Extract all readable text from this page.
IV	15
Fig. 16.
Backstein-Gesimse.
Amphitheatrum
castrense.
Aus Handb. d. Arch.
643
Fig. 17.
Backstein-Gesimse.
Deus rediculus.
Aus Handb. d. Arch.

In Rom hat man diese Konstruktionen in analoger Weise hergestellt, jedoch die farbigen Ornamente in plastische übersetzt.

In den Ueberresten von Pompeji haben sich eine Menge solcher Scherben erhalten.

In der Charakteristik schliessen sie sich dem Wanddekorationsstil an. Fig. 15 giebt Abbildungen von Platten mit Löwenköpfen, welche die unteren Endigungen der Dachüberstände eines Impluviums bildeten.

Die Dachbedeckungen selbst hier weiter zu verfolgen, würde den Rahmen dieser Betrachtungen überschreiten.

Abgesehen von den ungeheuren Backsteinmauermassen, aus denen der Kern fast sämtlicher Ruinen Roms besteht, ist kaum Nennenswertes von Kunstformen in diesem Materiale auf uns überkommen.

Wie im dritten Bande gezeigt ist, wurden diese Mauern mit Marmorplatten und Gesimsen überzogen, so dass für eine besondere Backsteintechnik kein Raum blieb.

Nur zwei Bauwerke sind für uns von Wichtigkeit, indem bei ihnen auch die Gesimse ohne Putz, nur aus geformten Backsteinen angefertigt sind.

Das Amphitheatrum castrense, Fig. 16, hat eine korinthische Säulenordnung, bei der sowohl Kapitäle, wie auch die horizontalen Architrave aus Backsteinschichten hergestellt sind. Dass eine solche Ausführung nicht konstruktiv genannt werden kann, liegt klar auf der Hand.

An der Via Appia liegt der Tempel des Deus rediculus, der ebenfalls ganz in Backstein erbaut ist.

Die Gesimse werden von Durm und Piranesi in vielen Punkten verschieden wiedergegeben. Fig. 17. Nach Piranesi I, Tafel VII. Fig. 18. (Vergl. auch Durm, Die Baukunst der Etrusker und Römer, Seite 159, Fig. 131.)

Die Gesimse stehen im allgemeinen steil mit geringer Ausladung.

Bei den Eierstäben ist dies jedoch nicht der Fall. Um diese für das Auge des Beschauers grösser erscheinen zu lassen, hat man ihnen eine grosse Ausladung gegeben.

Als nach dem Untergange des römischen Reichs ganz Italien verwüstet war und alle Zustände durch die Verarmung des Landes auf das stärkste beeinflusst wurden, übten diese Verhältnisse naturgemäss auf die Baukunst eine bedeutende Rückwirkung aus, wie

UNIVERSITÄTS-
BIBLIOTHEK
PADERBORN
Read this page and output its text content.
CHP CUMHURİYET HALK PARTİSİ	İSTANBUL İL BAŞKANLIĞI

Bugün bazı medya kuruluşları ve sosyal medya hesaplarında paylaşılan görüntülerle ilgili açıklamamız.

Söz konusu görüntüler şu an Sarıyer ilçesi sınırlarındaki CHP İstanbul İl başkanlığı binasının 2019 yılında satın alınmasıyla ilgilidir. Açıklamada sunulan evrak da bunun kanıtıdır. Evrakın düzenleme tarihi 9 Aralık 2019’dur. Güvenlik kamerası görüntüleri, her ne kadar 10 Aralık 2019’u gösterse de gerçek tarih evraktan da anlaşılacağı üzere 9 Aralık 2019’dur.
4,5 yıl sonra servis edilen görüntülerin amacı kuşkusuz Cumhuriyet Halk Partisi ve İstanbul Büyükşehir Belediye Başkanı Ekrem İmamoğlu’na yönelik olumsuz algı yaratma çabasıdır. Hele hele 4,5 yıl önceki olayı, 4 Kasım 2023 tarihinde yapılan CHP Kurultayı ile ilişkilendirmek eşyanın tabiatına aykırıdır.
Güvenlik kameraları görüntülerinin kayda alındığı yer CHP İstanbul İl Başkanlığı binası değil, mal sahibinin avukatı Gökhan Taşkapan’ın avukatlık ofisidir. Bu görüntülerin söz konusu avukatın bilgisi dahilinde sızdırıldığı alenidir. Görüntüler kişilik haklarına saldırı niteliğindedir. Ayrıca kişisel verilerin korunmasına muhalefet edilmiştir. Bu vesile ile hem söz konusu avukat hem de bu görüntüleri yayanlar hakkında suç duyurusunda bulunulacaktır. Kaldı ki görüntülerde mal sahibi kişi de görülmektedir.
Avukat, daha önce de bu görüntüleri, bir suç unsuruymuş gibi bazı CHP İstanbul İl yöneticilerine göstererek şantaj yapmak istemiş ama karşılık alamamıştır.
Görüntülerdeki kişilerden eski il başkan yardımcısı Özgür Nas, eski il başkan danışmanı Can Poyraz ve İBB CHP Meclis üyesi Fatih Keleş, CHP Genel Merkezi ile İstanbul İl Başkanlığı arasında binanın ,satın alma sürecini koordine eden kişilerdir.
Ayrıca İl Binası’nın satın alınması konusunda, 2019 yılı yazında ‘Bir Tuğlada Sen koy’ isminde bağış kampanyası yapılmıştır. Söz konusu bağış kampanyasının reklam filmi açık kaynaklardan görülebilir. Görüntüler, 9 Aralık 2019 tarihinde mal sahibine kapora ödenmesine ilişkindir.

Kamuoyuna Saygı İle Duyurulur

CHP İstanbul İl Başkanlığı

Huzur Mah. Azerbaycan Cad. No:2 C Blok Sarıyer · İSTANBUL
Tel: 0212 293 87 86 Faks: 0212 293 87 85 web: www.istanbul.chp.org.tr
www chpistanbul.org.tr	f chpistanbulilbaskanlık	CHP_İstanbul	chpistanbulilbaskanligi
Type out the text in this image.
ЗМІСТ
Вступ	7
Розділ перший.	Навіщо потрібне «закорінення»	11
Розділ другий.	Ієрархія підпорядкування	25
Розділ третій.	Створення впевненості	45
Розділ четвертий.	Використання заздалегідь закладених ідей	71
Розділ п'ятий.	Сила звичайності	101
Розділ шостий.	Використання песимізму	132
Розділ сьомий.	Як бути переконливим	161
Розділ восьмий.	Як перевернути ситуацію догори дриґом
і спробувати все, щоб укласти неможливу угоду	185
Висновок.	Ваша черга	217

● ● ●

■ Task prompt ■
Write every record out again, unaltered.

■ Answer below ■
Extract all readable text from this page.
IV	15
Fig. 16.
Backstein-Gesimse.
Amphitheatrum
castrense.
Aus Handb. d. Arch.
643
Fig. 17.
Backstein-Gesimse.
Deus rediculus.
Aus Handb. d. Arch.

In Rom hat man diese Konstruktionen in analoger Weise hergestellt, jedoch die farbigen Ornamente in plastische übersetzt.

In den Ueberresten von Pompeji haben sich eine Menge solcher Scherben erhalten.

In der Charakteristik schliessen sie sich dem Wanddekorationsstil an. Fig. 15 giebt Abbildungen von Platten mit Löwenköpfen, welche die unteren Endigungen der Dachüberstände eines Impluviums bildeten.

Die Dachbedeckungen selbst hier weiter zu verfolgen, würde den Rahmen dieser Betrachtungen überschreiten.

Abgesehen von den ungeheuren Backsteinmauermassen, aus denen der Kern fast sämtlicher Ruinen Roms besteht, ist kaum Nennenswertes von Kunstformen in diesem Materiale auf uns überkommen.

Wie im dritten Bande gezeigt ist, wurden diese Mauern mit Marmorplatten und Gesimsen überzogen, so dass für eine besondere Backsteintechnik kein Raum blieb.

Nur zwei Bauwerke sind für uns von Wichtigkeit, indem bei ihnen auch die Gesimse ohne Putz, nur aus geformten Backsteinen angefertigt sind.

Das Amphitheatrum castrense, Fig. 16, hat eine korinthische Säulenordnung, bei der sowohl Kapitäle, wie auch die horizontalen Architrave aus Backsteinschichten hergestellt sind. Dass eine solche Ausführung nicht konstruktiv genannt werden kann, liegt klar auf der Hand.

An der Via Appia liegt der Tempel des Deus rediculus, der ebenfalls ganz in Backstein erbaut ist.

Die Gesimse werden von Durm und Piranesi in vielen Punkten verschieden wiedergegeben. Fig. 17. Nach Piranesi I, Tafel VII. Fig. 18. (Vergl. auch Durm, Die Baukunst der Etrusker und Römer, Seite 159, Fig. 131.)

Die Gesimse stehen im allgemeinen steil mit geringer Ausladung.

Bei den Eierstäben ist dies jedoch nicht der Fall. Um diese für das Auge des Beschauers grösser erscheinen zu lassen, hat man ihnen eine grosse Ausladung gegeben.

Als nach dem Untergange des römischen Reichs ganz Italien verwüstet war und alle Zustände durch die Verarmung des Landes auf das stärkste beeinflusst wurden, übten diese Verhältnisse naturgemäss auf die Baukunst eine bedeutende Rückwirkung aus, wie

UNIVERSITÄTS-
BIBLIOTHEK
PADERBORN
Read this page and output its text content.
CHP CUMHURİYET HALK PARTİSİ	İSTANBUL İL BAŞKANLIĞI

Bugün bazı medya kuruluşları ve sosyal medya hesaplarında paylaşılan görüntülerle ilgili açıklamamız.

Söz konusu görüntüler şu an Sarıyer ilçesi sınırlarındaki CHP İstanbul İl başkanlığı binasının 2019 yılında satın alınmasıyla ilgilidir. Açıklamada sunulan evrak da bunun kanıtıdır. Evrakın düzenleme tarihi 9 Aralık 2019’dur. Güvenlik kamerası görüntüleri, her ne kadar 10 Aralık 2019’u gösterse de gerçek tarih evraktan da anlaşılacağı üzere 9 Aralık 2019’dur.
4,5 yıl sonra servis edilen görüntülerin amacı kuşkusuz Cumhuriyet Halk Partisi ve İstanbul Büyükşehir Belediye Başkanı Ekrem İmamoğlu’na yönelik olumsuz algı yaratma çabasıdır. Hele hele 4,5 yıl önceki olayı, 4 Kasım 2023 tarihinde yapılan CHP Kurultayı ile ilişkilendirmek eşyanın tabiatına aykırıdır.
Güvenlik kameraları görüntülerinin kayda alındığı yer CHP İstanbul İl Başkanlığı binası değil, mal sahibinin avukatı Gökhan Taşkapan’ın avukatlık ofisidir. Bu görüntülerin söz konusu avukatın bilgisi dahilinde sızdırıldığı alenidir. Görüntüler kişilik haklarına saldırı niteliğindedir. Ayrıca kişisel verilerin korunmasına muhalefet edilmiştir. Bu vesile ile hem söz konusu avukat hem de bu görüntüleri yayanlar hakkında suç duyurusunda bulunulacaktır. Kaldı ki görüntülerde mal sahibi kişi de görülmektedir.
Avukat, daha önce de bu görüntüleri, bir suç unsuruymuş gibi bazı CHP İstanbul İl yöneticilerine göstererek şantaj yapmak istemiş ama karşılık alamamıştır.
Görüntülerdeki kişilerden eski il başkan yardımcısı Özgür Nas, eski il başkan danışmanı Can Poyraz ve İBB CHP Meclis üyesi Fatih Keleş, CHP Genel Merkezi ile İstanbul İl Başkanlığı arasında binanın ,satın alma sürecini koordine eden kişilerdir.
Ayrıca İl Binası’nın satın alınması konusunda, 2019 yılı yazında ‘Bir Tuğlada Sen koy’ isminde bağış kampanyası yapılmıştır. Söz konusu bağış kampanyasının reklam filmi açık kaynaklardan görülebilir. Görüntüler, 9 Aralık 2019 tarihinde mal sahibine kapora ödenmesine ilişkindir.

Kamuoyuna Saygı İle Duyurulur

CHP İstanbul İl Başkanlığı

Huzur Mah. Azerbaycan Cad. No:2 C Blok Sarıyer · İSTANBUL
Tel: 0212 293 87 86 Faks: 0212 293 87 85 web: www.istanbul.chp.org.tr
www chpistanbul.org.tr	f chpistanbulilbaskanlık	CHP_İstanbul	chpistanbulilbaskanligi
Type out the text in this image.
ЗМІСТ
Вступ	7
Розділ перший.	Навіщо потрібне «закорінення»	11
Розділ другий.	Ієрархія підпорядкування	25
Розділ третій.	Створення впевненості	45
Розділ четвертий.	Використання заздалегідь закладених ідей	71
Розділ п'ятий.	Сила звичайності	101
Розділ шостий.	Використання песимізму	132
Розділ сьомий.	Як бути переконливим	161
Розділ восьмий.	Як перевернути ситуацію догори дриґом
і спробувати все, щоб укласти неможливу угоду	185
Висновок.	Ваша черга	217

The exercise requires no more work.